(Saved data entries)
╔══

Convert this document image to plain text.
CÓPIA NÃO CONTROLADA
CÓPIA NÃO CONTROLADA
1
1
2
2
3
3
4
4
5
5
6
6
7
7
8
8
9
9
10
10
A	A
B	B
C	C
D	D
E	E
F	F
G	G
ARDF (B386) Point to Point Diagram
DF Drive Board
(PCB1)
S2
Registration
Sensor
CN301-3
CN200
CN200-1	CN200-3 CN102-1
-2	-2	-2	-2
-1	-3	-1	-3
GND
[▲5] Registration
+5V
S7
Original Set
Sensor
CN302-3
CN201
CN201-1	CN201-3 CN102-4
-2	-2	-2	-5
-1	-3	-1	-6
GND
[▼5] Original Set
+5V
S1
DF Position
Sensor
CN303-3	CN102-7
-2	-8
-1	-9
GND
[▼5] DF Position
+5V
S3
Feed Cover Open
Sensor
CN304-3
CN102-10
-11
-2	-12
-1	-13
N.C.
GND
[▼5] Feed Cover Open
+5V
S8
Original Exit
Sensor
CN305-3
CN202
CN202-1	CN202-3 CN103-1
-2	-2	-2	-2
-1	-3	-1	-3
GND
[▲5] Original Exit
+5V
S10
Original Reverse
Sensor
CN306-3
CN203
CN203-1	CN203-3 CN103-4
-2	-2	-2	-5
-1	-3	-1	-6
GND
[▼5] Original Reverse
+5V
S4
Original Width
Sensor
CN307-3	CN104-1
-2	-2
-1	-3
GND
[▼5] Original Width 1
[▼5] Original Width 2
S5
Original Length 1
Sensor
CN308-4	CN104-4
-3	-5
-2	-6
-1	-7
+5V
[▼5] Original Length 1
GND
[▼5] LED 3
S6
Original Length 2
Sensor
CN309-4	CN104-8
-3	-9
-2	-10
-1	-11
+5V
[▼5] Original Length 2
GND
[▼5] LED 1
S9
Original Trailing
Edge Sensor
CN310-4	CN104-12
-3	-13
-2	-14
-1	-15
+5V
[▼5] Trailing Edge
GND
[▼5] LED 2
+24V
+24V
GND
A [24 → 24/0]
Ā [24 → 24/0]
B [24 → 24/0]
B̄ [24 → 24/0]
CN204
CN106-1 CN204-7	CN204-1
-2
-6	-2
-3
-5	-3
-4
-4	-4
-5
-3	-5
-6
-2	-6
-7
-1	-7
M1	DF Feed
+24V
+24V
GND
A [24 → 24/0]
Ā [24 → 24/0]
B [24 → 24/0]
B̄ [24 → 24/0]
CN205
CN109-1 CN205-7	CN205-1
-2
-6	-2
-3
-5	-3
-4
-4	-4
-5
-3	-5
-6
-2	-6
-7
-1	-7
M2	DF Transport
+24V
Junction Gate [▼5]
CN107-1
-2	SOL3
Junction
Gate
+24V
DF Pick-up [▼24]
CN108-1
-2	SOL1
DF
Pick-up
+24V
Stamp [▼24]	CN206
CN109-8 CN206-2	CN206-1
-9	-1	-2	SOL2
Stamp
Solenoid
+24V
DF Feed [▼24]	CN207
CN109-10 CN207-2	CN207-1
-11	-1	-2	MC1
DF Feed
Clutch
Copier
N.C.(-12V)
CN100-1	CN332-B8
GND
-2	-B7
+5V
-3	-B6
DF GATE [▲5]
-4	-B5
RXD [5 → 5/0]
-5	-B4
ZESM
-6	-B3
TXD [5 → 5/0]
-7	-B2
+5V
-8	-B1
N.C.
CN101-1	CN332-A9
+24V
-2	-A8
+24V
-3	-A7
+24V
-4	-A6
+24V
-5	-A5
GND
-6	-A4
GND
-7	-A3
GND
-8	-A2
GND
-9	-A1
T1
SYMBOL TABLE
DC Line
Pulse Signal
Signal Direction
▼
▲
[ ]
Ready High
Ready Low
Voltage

╚══

◆ Work required
Show all lines from the records above where the word "Length" occurs.

◆ Answer to this task
Original Length 1
[▼5] Original Length 1
Original Length 2
[▼5] Original Length 2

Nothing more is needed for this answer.